# Goal
Please retype the part of the listing that opens with the line containing "data-point <box>534 79 542 87</box>" and closes with the line containing "data-point <box>430 296 439 304</box>", both included.

# Source material
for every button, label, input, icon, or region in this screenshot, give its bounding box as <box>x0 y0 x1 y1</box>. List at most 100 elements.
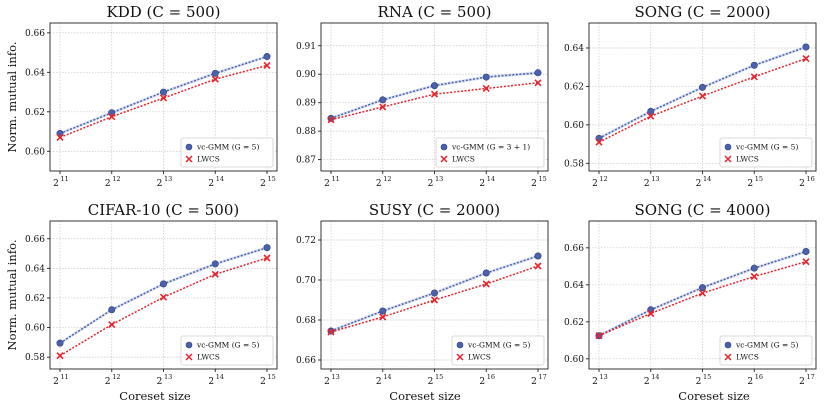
data-point <box>534 79 542 87</box>
series-line <box>59 64 268 139</box>
y-tick-label: 0.91 <box>296 42 316 52</box>
data-point <box>160 280 168 288</box>
data-point <box>430 90 439 98</box>
data-point <box>56 133 64 142</box>
chart-title: SUSY (C = 2000) <box>369 201 500 219</box>
data-point <box>263 244 271 252</box>
series-band <box>331 71 538 120</box>
data-point <box>482 84 490 93</box>
x-tick-exponent: 15 <box>755 175 763 183</box>
legend-label: vc-GMM (G = 5) <box>735 341 798 350</box>
data-point <box>108 306 116 314</box>
data-point <box>159 94 168 102</box>
series-line <box>59 55 268 135</box>
legend-marker <box>185 353 193 361</box>
series-band <box>599 45 806 140</box>
x-tick-exponent: 13 <box>435 175 443 183</box>
x-tick-exponent: 11 <box>61 373 69 381</box>
data-point <box>698 92 707 100</box>
x-tick-label: 2 <box>428 377 434 387</box>
x-tick-label: 2 <box>696 179 702 189</box>
chart-panel-3: SONG (C = 2000)0.580.600.620.642 12 2 13 2 14… <box>564 3 817 189</box>
figure-ylabel-bottom: Norm. mutual info. <box>5 240 19 351</box>
data-point <box>379 96 387 104</box>
x-tick-label: 2 <box>644 179 650 189</box>
data-point <box>698 289 707 297</box>
y-tick-label: 0.64 <box>564 44 584 54</box>
x-tick-label: 2 <box>531 377 537 387</box>
x-tick-exponent: 14 <box>216 175 224 183</box>
x-tick-exponent: 16 <box>487 373 495 381</box>
data-point <box>379 103 387 111</box>
x-tick-label: 2 <box>105 377 111 387</box>
y-tick-label: 0.72 <box>296 236 316 246</box>
data-point <box>211 260 219 268</box>
legend-label: LWCS <box>736 155 759 164</box>
x-tick-exponent: 15 <box>539 175 547 183</box>
x-tick-label: 2 <box>157 377 163 387</box>
data-point <box>750 73 758 81</box>
data-point <box>263 254 271 262</box>
legend-label: LWCS <box>197 155 220 164</box>
x-tick-label: 2 <box>479 179 485 189</box>
data-point <box>327 328 335 336</box>
data-point <box>430 296 439 304</box>
y-tick-label: 0.60 <box>564 355 584 365</box>
y-tick-label: 0.62 <box>25 108 45 118</box>
y-tick-label: 0.66 <box>564 244 584 254</box>
y-tick-label: 0.60 <box>25 324 45 334</box>
data-point <box>750 272 758 281</box>
x-tick-exponent: 11 <box>332 175 340 183</box>
x-tick-label: 2 <box>53 179 59 189</box>
x-tick-exponent: 14 <box>383 373 391 381</box>
legend-box <box>180 335 274 366</box>
data-point <box>56 352 64 360</box>
x-tick-exponent: 16 <box>755 373 763 381</box>
y-tick-label: 0.66 <box>296 356 316 366</box>
legend-marker <box>440 155 448 163</box>
legend-marker <box>440 143 448 151</box>
legend-box <box>435 137 545 168</box>
legend-box <box>180 137 274 168</box>
chart-title: CIFAR-10 (C = 500) <box>88 201 239 219</box>
figure-xlabel-right: Coreset size <box>678 389 750 403</box>
y-tick-label: 0.58 <box>25 353 45 363</box>
x-tick-label: 2 <box>747 377 753 387</box>
figure-ylabel-top: Norm. mutual info. <box>5 42 19 153</box>
x-tick-label: 2 <box>531 179 537 189</box>
series-line <box>598 250 807 337</box>
x-tick-exponent: 12 <box>383 175 391 183</box>
x-tick-label: 2 <box>260 377 266 387</box>
legend-box <box>719 137 813 168</box>
legend-label: vc-GMM (G = 3 + 1) <box>451 143 530 152</box>
x-tick-exponent: 15 <box>268 175 276 183</box>
x-tick-exponent: 12 <box>112 175 120 183</box>
legend-marker <box>185 341 193 349</box>
data-point <box>263 61 271 69</box>
chart-title: RNA (C = 500) <box>378 3 492 21</box>
data-point <box>160 88 168 96</box>
legend-marker <box>185 155 193 163</box>
data-point <box>159 293 168 301</box>
chart-panel-1: KDD (C = 500)0.600.620.640.662 11 2 12 2 13 2 1… <box>25 3 278 189</box>
data-point <box>534 252 542 260</box>
data-point <box>802 258 810 266</box>
chart-panel-5: SUSY (C = 2000)0.660.680.700.722 13 2 14 2 15… <box>296 201 549 387</box>
chart-title: KDD (C = 500) <box>107 3 221 21</box>
x-tick-label: 2 <box>376 377 382 387</box>
chart-panel-6: SONG (C = 4000)0.600.620.640.662 13 2 14 2 15… <box>564 201 817 387</box>
data-point <box>430 289 438 297</box>
data-point <box>327 116 335 124</box>
x-tick-label: 2 <box>324 377 330 387</box>
x-tick-exponent: 17 <box>539 373 547 381</box>
x-tick-exponent: 14 <box>651 373 659 381</box>
y-tick-label: 0.68 <box>296 316 316 326</box>
x-tick-label: 2 <box>208 179 214 189</box>
x-tick-label: 2 <box>592 377 598 387</box>
legend-label: LWCS <box>468 353 491 362</box>
data-point <box>211 270 219 278</box>
x-tick-label: 2 <box>260 179 266 189</box>
y-tick-label: 0.64 <box>25 264 45 274</box>
x-tick-exponent: 15 <box>268 373 276 381</box>
x-tick-exponent: 13 <box>164 373 172 381</box>
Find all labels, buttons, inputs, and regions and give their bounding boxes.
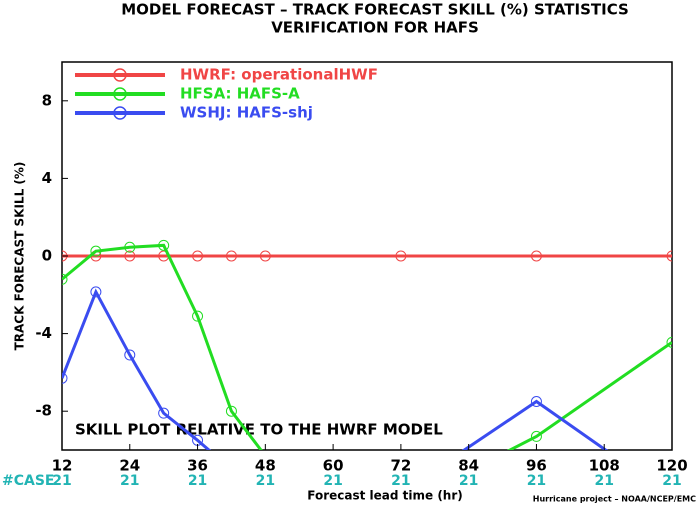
x-tick-label: 108	[589, 457, 620, 475]
annotation: SKILL PLOT RELATIVE TO THE HWRF MODEL	[75, 421, 443, 439]
point-marker	[530, 430, 542, 442]
x-tick-label: 48	[255, 457, 276, 475]
point-marker	[259, 250, 271, 262]
x-tick-label: 120	[656, 457, 687, 475]
legend-label: HFSA: HAFS-A	[180, 85, 300, 103]
point-marker	[666, 336, 672, 348]
case-count: 21	[662, 473, 681, 489]
y-tick-label: 8	[42, 91, 52, 109]
legend-label: WSHJ: HAFS-shj	[180, 104, 313, 122]
legend-label: HWRF: operationalHWF	[180, 66, 378, 84]
series-line	[62, 243, 672, 450]
y-axis-label: TRACK FORECAST SKILL (%)	[13, 162, 27, 351]
point-marker	[530, 250, 542, 262]
legend-marker	[113, 68, 127, 82]
case-count: 21	[527, 473, 546, 489]
point-marker	[90, 286, 102, 298]
x-tick-label: 84	[458, 457, 479, 475]
y-tick-label: -4	[35, 324, 52, 342]
point-marker	[158, 239, 170, 251]
point-marker	[124, 349, 136, 361]
case-count: 21	[323, 473, 342, 489]
case-count: 21	[459, 473, 478, 489]
case-label: #CASE	[2, 473, 55, 489]
y-tick-label: -8	[35, 402, 52, 420]
x-tick-label: 72	[390, 457, 411, 475]
legend-marker	[113, 87, 127, 101]
point-marker	[192, 310, 204, 322]
point-marker	[62, 372, 68, 384]
point-marker	[225, 250, 237, 262]
footer: Hurricane project – NOAA/NCEP/EMC	[533, 495, 696, 504]
point-marker	[90, 245, 102, 257]
x-tick-label: 36	[187, 457, 208, 475]
x-tick-label: 96	[526, 457, 547, 475]
point-marker	[124, 241, 136, 253]
case-count: 21	[120, 473, 139, 489]
series-line	[62, 288, 609, 450]
x-tick-label: 24	[119, 457, 140, 475]
point-marker	[158, 407, 170, 419]
case-count: 21	[188, 473, 207, 489]
chart-subtitle: VERIFICATION FOR HAFS	[271, 19, 479, 37]
point-marker	[124, 250, 136, 262]
point-marker	[666, 250, 672, 262]
x-tick-label: 12	[52, 457, 73, 475]
point-marker	[225, 405, 237, 417]
point-marker	[530, 396, 542, 407]
legend-marker	[113, 106, 127, 120]
chart-title: MODEL FORECAST – TRACK FORECAST SKILL (%…	[121, 1, 629, 19]
point-marker	[395, 250, 407, 262]
x-tick-label: 60	[323, 457, 344, 475]
plot-area	[62, 239, 672, 474]
y-tick-label: 4	[42, 169, 52, 187]
case-count: 21	[52, 473, 71, 489]
point-marker	[62, 273, 68, 285]
case-count: 21	[594, 473, 613, 489]
point-marker	[192, 250, 204, 262]
point-marker	[226, 464, 236, 474]
y-tick-label: 0	[42, 247, 52, 265]
case-count: 21	[256, 473, 275, 489]
x-axis-label: Forecast lead time (hr)	[307, 489, 463, 503]
case-count: 21	[391, 473, 410, 489]
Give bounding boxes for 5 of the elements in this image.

# Exercise result
data-point <box>534 79 542 87</box>
series-line <box>59 64 268 139</box>
y-tick-label: 0.91 <box>296 42 316 52</box>
data-point <box>160 280 168 288</box>
data-point <box>430 90 439 98</box>
data-point <box>56 133 64 142</box>
chart-title: SUSY (C = 2000) <box>369 201 500 219</box>
data-point <box>263 244 271 252</box>
series-band <box>331 71 538 120</box>
data-point <box>482 84 490 93</box>
x-tick-exponent: 15 <box>755 175 763 183</box>
legend-label: vc-GMM (G = 5) <box>735 341 798 350</box>
data-point <box>108 306 116 314</box>
data-point <box>159 94 168 102</box>
series-line <box>59 55 268 135</box>
legend-marker <box>185 353 193 361</box>
series-band <box>599 45 806 140</box>
x-tick-exponent: 13 <box>435 175 443 183</box>
x-tick-exponent: 11 <box>61 373 69 381</box>
data-point <box>698 92 707 100</box>
x-tick-label: 2 <box>428 377 434 387</box>
x-tick-label: 2 <box>696 179 702 189</box>
chart-panel-3: SONG (C = 2000)0.580.600.620.642 12 2 13 2 14… <box>564 3 817 189</box>
figure-ylabel-bottom: Norm. mutual info. <box>5 240 19 351</box>
data-point <box>379 96 387 104</box>
x-tick-label: 2 <box>644 179 650 189</box>
data-point <box>698 289 707 297</box>
y-tick-label: 0.64 <box>564 44 584 54</box>
x-tick-label: 2 <box>531 377 537 387</box>
x-tick-exponent: 14 <box>216 175 224 183</box>
x-tick-exponent: 16 <box>487 373 495 381</box>
data-point <box>379 103 387 111</box>
x-tick-label: 2 <box>105 377 111 387</box>
y-tick-label: 0.72 <box>296 236 316 246</box>
data-point <box>211 260 219 268</box>
legend-label: LWCS <box>736 155 759 164</box>
x-tick-exponent: 15 <box>539 175 547 183</box>
x-tick-label: 2 <box>157 377 163 387</box>
data-point <box>750 73 758 81</box>
data-point <box>263 254 271 262</box>
legend-label: LWCS <box>197 155 220 164</box>
x-tick-label: 2 <box>479 179 485 189</box>
data-point <box>327 328 335 336</box>
data-point <box>430 296 439 304</box>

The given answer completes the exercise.